● Figure collection entries
* * *

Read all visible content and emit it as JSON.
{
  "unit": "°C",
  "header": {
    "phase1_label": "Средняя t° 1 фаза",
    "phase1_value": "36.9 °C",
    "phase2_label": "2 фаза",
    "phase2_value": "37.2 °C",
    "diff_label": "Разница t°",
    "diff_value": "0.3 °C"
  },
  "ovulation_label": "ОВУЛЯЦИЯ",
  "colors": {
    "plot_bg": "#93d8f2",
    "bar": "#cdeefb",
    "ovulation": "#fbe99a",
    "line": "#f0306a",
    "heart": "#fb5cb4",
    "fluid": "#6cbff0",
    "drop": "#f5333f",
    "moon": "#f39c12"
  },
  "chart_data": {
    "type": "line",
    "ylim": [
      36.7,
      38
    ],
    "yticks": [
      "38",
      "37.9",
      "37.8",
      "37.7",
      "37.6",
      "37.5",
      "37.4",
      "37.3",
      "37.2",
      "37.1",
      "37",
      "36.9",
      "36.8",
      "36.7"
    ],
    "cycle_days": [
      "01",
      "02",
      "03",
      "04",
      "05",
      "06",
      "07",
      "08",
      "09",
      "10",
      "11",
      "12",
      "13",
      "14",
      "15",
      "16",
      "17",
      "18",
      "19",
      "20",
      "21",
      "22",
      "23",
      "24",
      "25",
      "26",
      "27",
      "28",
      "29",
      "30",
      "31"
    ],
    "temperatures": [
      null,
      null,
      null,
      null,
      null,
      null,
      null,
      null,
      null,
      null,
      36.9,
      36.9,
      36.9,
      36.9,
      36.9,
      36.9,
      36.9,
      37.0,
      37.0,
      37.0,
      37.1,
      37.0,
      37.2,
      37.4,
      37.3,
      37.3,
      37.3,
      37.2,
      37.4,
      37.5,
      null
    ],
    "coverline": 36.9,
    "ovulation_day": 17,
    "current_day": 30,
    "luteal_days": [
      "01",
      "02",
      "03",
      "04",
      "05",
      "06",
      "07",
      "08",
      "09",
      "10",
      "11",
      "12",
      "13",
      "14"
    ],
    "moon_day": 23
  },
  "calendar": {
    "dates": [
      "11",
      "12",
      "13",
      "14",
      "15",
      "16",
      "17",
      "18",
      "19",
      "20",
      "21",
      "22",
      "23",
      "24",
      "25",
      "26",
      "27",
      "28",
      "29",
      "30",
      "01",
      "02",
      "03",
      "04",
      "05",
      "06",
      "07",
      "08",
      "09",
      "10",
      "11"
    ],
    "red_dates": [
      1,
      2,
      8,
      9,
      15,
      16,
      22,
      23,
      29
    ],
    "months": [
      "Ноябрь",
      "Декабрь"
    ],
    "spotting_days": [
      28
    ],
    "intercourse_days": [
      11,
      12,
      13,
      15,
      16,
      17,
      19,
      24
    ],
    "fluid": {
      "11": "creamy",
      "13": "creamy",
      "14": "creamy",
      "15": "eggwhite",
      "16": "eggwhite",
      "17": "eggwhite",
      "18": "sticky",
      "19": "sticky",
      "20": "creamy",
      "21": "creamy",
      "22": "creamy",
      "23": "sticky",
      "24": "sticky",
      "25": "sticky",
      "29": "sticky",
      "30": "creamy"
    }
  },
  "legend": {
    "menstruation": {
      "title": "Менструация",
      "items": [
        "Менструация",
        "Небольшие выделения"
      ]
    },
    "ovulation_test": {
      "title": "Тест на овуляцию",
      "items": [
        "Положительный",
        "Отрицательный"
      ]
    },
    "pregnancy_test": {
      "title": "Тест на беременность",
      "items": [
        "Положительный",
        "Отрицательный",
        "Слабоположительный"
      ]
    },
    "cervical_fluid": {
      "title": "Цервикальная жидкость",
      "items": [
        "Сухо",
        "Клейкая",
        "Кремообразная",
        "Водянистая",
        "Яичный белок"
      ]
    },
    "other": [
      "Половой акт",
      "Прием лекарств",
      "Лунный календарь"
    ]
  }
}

* * *

● Directive
Give an exact repetition of all the material.

● Answer
Read all visible content and emit it as JSON.
{
  "unit": "°C",
  "header": {
    "phase1_label": "Средняя t° 1 фаза",
    "phase1_value": "36.9 °C",
    "phase2_label": "2 фаза",
    "phase2_value": "37.2 °C",
    "diff_label": "Разница t°",
    "diff_value": "0.3 °C"
  },
  "ovulation_label": "ОВУЛЯЦИЯ",
  "colors": {
    "plot_bg": "#93d8f2",
    "bar": "#cdeefb",
    "ovulation": "#fbe99a",
    "line": "#f0306a",
    "heart": "#fb5cb4",
    "fluid": "#6cbff0",
    "drop": "#f5333f",
    "moon": "#f39c12"
  },
  "chart_data": {
    "type": "line",
    "ylim": [
      36.7,
      38
    ],
    "yticks": [
      "38",
      "37.9",
      "37.8",
      "37.7",
      "37.6",
      "37.5",
      "37.4",
      "37.3",
      "37.2",
      "37.1",
      "37",
      "36.9",
      "36.8",
      "36.7"
    ],
    "cycle_days": [
      "01",
      "02",
      "03",
      "04",
      "05",
      "06",
      "07",
      "08",
      "09",
      "10",
      "11",
      "12",
      "13",
      "14",
      "15",
      "16",
      "17",
      "18",
      "19",
      "20",
      "21",
      "22",
      "23",
      "24",
      "25",
      "26",
      "27",
      "28",
      "29",
      "30",
      "31"
    ],
    "temperatures": [
      null,
      null,
      null,
      null,
      null,
      null,
      null,
      null,
      null,
      null,
      36.9,
      36.9,
      36.9,
      36.9,
      36.9,
      36.9,
      36.9,
      37.0,
      37.0,
      37.0,
      37.1,
      37.0,
      37.2,
      37.4,
      37.3,
      37.3,
      37.3,
      37.2,
      37.4,
      37.5,
      null
    ],
    "coverline": 36.9,
    "ovulation_day": 17,
    "current_day": 30,
    "luteal_days": [
      "01",
      "02",
      "03",
      "04",
      "05",
      "06",
      "07",
      "08",
      "09",
      "10",
      "11",
      "12",
      "13",
      "14"
    ],
    "moon_day": 23
  },
  "calendar": {
    "dates": [
      "11",
      "12",
      "13",
      "14",
      "15",
      "16",
      "17",
      "18",
      "19",
      "20",
      "21",
      "22",
      "23",
      "24",
      "25",
      "26",
      "27",
      "28",
      "29",
      "30",
      "01",
      "02",
      "03",
      "04",
      "05",
      "06",
      "07",
      "08",
      "09",
      "10",
      "11"
    ],
    "red_dates": [
      1,
      2,
      8,
      9,
      15,
      16,
      22,
      23,
      29
    ],
    "months": [
      "Ноябрь",
      "Декабрь"
    ],
    "spotting_days": [
      28
    ],
    "intercourse_days": [
      11,
      12,
      13,
      15,
      16,
      17,
      19,
      24
    ],
    "fluid": {
      "11": "creamy",
      "13": "creamy",
      "14": "creamy",
      "15": "eggwhite",
      "16": "eggwhite",
      "17": "eggwhite",
      "18": "sticky",
      "19": "sticky",
      "20": "creamy",
      "21": "creamy",
      "22": "creamy",
      "23": "sticky",
      "24": "sticky",
      "25": "sticky",
      "29": "sticky",
      "30": "creamy"
    }
  },
  "legend": {
    "menstruation": {
      "title": "Менструация",
      "items": [
        "Менструация",
        "Небольшие выделения"
      ]
    },
    "ovulation_test": {
      "title": "Тест на овуляцию",
      "items": [
        "Положительный",
        "Отрицательный"
      ]
    },
    "pregnancy_test": {
      "title": "Тест на беременность",
      "items": [
        "Положительный",
        "Отрицательный",
        "Слабоположительный"
      ]
    },
    "cervical_fluid": {
      "title": "Цервикальная жидкость",
      "items": [
        "Сухо",
        "Клейкая",
        "Кремообразная",
        "Водянистая",
        "Яичный белок"
      ]
    },
    "other": [
      "Половой акт",
      "Прием лекарств",
      "Лунный календарь"
    ]
  }
}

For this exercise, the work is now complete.